Given problem: Give every line from the entries that contains "this".

Records for the exercise:
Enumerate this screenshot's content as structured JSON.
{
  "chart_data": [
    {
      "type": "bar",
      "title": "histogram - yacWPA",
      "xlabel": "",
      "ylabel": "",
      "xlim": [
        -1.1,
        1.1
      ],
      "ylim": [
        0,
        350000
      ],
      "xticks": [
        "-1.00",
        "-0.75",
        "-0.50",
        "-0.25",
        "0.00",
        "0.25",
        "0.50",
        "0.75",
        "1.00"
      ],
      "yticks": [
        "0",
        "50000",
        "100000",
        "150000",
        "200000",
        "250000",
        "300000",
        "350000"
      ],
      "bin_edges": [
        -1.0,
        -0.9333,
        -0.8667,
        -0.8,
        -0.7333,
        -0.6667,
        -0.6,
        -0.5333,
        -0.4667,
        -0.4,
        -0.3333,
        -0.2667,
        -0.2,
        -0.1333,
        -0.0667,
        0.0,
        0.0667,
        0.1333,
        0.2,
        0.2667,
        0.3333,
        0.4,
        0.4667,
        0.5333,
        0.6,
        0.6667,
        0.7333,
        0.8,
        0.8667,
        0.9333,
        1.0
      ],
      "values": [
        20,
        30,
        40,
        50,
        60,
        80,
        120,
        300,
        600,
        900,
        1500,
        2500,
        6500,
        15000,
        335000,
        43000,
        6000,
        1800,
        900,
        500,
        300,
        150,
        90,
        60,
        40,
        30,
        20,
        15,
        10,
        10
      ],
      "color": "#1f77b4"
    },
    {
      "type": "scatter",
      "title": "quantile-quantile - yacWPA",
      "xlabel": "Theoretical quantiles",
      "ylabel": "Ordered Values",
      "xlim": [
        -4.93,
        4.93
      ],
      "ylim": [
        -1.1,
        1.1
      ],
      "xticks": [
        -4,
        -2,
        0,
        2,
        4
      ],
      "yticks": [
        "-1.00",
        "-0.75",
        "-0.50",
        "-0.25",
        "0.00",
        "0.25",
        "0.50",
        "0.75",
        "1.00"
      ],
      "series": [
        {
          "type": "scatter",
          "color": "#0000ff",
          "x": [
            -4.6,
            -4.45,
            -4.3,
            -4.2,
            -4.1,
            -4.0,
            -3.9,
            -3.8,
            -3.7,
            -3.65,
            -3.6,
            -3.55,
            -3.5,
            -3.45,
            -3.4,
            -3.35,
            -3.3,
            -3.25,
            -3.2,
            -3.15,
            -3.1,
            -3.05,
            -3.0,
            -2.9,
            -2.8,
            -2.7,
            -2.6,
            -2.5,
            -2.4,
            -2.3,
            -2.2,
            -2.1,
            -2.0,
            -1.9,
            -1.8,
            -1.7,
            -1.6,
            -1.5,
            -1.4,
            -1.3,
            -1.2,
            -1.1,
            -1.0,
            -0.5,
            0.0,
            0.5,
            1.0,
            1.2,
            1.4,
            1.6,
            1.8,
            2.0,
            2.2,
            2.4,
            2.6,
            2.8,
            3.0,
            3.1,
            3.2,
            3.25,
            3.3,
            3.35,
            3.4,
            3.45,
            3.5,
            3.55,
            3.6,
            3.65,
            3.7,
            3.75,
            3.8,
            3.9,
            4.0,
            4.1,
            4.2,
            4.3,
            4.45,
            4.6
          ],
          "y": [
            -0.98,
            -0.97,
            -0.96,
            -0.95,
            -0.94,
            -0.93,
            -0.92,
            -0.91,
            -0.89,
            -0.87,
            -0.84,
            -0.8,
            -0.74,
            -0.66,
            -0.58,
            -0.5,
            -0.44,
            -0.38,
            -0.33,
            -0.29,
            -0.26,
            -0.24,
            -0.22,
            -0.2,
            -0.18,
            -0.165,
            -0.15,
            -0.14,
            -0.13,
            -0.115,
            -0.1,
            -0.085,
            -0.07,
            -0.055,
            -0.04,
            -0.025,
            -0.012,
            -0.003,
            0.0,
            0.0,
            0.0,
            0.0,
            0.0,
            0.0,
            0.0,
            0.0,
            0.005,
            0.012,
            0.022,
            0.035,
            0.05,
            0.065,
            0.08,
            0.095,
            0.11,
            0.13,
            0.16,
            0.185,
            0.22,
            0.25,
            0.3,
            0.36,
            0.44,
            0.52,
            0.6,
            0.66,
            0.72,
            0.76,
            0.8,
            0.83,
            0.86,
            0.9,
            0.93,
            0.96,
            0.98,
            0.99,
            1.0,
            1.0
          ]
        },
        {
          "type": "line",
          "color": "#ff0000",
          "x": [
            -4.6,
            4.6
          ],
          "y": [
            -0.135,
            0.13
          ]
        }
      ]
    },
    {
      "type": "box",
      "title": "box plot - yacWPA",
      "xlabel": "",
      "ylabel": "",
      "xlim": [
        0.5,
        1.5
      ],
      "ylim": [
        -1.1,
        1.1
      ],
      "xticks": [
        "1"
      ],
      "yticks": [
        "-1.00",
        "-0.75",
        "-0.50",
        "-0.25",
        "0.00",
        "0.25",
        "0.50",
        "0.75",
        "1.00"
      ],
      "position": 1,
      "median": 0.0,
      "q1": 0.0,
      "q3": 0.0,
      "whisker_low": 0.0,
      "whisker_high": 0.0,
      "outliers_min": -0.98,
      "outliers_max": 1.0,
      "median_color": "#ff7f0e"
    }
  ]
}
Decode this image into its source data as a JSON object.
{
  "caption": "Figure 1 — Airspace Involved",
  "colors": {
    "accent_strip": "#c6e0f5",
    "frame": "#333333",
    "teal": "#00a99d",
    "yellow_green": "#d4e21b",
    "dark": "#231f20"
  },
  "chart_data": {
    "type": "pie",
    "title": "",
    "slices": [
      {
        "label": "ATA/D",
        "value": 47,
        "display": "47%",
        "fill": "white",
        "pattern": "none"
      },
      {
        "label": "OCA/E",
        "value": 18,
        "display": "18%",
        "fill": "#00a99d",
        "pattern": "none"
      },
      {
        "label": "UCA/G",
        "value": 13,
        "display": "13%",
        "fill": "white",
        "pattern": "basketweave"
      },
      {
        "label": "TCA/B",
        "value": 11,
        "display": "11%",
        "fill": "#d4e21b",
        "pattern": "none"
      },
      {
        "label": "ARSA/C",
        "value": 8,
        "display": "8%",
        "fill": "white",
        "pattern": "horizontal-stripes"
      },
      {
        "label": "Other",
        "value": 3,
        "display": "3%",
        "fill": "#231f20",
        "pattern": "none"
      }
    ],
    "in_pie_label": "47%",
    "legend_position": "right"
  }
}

Finished task:
Enumerate this screenshot's content as structured JSON.
Decode this image into its source data as a JSON object.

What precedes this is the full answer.